Search code examples
rloopsplotsummarylinear-regression

Create function to automatically create plots from summary(fit <- lm( y ~ x1 + x2 +... xn))


I am running the same regression with small alterations of x variables several times. My aim is after having determined the fit and significance of each variable for this linear regression model to view all all major plots. Instead of having to create each plot one by one, I want a function to loop through my variables (x1...xn) from the following list.

fit <-lm( y ~ x1 + x2 +... xn))

The plots I want to create for all x are 1) 'x versus y' for all x in the function above 2) 'x versus predicted y 3) x versus residuals 4) x versus time, where time is not a variable used in the regression but provided in the dataframe the data comes from.

I know how to access the coefficients from fit, however I am not able to use the coefficient names from the summary and reuse them in a function for creating the plots, as the names are characters.

I hope my question has been clearly described and hasn't been asked already.

Thanks!


Solution

  • Create some mock data

    dat <- data.frame(x1=rnorm(100), x2=rnorm(100,4,5), x3=rnorm(100,8,27), 
      x4=rnorm(100,-6,0.1), t=(1:100)+runif(100,-2,2))
    dat <- transform(dat, y=x1+4*x2+3.6*x3+4.7*x4+rnorm(100,3,50))
    

    Make the fit

    fit <- lm(y~x1+x2+x3+x4, data=dat)
    

    Compute the predicted values

    dat$yhat <- predict(fit)
    

    Compute the residuals

    dat$resid <- residuals(fit)
    

    Get a vector of the variable names

    vars <- names(coef(fit))[-1]
    

    A plot can be made using this character representation of the name if you use it to build a string version of a formula and translate that. The four plots are below, and the are wrapped in a loop over all the vars. Additionally, this is surrounded by setting ask to TRUE so that you get a chance to see each plot. Alternatively you arrange multiple plots on the screen, or write them all to files to review later.

    opar <- par(ask=TRUE)
    for (v in vars) {
      plot(as.formula(paste("y~",v)), data=dat)
      plot(as.formula(paste("yhat~",v)), data=dat)
      plot(as.formula(paste("resid~",v)), data=dat)
      plot(as.formula(paste("t~",v)), data=dat)
    }
    par(opar)

Element and region listings
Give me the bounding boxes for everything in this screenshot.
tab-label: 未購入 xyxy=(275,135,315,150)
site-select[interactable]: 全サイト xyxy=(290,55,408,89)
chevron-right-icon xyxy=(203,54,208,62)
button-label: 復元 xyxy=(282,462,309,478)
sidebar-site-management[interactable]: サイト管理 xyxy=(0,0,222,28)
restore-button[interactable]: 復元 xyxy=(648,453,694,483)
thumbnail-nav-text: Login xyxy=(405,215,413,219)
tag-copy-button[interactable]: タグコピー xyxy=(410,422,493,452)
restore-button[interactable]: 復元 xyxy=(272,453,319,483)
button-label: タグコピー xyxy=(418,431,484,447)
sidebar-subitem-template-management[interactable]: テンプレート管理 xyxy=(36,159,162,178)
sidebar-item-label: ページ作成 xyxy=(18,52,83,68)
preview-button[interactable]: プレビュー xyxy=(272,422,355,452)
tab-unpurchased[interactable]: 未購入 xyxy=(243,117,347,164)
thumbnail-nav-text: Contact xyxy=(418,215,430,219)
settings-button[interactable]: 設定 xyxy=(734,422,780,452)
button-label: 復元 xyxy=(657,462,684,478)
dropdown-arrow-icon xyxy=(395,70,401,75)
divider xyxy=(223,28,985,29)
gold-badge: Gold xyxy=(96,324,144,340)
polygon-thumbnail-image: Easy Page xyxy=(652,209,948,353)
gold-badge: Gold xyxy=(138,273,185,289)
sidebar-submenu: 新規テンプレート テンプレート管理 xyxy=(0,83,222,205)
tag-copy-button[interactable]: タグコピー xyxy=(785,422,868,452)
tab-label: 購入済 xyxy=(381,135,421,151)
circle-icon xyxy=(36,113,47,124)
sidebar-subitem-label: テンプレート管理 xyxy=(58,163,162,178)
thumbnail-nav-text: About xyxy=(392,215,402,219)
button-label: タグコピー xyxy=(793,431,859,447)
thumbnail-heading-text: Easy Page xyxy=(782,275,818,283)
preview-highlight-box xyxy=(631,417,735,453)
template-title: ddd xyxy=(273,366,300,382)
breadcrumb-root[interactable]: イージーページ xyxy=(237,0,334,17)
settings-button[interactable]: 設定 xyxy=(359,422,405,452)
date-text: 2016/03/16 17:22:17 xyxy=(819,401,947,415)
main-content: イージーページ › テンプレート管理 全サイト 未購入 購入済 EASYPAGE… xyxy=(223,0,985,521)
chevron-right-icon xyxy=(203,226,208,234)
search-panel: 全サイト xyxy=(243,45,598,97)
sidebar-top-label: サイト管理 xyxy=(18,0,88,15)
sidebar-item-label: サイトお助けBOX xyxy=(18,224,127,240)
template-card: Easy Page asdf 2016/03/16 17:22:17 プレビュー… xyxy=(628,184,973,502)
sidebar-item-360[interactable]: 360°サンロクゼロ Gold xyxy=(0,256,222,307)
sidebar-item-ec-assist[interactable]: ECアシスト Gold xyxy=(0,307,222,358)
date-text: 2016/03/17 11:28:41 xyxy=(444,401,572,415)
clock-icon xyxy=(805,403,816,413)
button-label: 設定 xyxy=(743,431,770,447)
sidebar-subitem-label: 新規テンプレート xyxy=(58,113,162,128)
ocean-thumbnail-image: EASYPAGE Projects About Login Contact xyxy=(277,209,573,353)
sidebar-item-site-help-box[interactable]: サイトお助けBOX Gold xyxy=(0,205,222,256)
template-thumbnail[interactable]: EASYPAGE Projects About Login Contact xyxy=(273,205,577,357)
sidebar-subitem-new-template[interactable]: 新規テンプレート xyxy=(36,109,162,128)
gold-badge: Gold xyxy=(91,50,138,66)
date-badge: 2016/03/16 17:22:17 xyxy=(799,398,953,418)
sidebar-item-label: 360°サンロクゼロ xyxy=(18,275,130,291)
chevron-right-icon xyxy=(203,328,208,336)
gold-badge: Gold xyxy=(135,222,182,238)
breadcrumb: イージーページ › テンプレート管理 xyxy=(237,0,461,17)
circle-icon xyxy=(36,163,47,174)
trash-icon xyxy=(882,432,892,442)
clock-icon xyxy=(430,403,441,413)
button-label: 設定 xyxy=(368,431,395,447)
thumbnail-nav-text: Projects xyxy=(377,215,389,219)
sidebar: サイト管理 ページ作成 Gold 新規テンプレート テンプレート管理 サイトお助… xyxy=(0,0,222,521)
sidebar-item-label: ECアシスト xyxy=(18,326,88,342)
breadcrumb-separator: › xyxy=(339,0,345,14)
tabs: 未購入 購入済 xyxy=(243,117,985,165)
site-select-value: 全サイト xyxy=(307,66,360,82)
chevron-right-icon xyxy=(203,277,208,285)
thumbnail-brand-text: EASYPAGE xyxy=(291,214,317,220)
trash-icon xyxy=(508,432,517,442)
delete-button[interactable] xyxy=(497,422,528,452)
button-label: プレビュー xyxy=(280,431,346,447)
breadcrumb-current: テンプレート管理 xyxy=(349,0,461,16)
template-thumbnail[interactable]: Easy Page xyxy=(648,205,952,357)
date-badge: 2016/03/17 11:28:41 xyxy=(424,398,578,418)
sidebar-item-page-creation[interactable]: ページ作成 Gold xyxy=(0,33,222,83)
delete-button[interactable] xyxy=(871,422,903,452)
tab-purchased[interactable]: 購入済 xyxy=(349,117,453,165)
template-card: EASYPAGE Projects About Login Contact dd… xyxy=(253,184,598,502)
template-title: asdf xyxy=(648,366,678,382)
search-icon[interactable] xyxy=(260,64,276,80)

Directions>
a. From the regression plotting thread, extract the part that opens with the words containing "I hope my question" and closes with "<- transform(dat, y=x1+4*x2+3.6*x3+4.7*x4+rnorm(100,3,50))".
b. Please say whether each statement agrees with the regression plotting thread, answering yes or no with the deciding words quoted from it. (i) The solution sets ask to TRUE so that each plot can be seen. (ii) Time is one of the variables used in the regression. (iii) The poster knows how to access the coefficients from fit.
Work only from the regression plotting thread and leave the rows out of it.

List of solutions>
a.
I hope my question has been clearly described and hasn't been asked already.

Thanks!


Solution

  • Create some mock data

    dat <- data.frame(x1=rnorm(100), x2=rnorm(100,4,5), x3=rnorm(100,8,27), 
      x4=rnorm(100,-6,0.1), t=(1:100)+runif(100,-2,2))
    dat <- transform(dat, y=x1+4*x2+3.6*x3+4.7*x4+rnorm(100,3,50))

b.
(i) Yes: "this is surrounded by setting ask to TRUE so that you get a chance to see each plot"
(ii) No: "where time is not a variable used in the regression but provided in the dataframe the data comes from"
(iii) Yes: "I know how to access the coefficients from fit"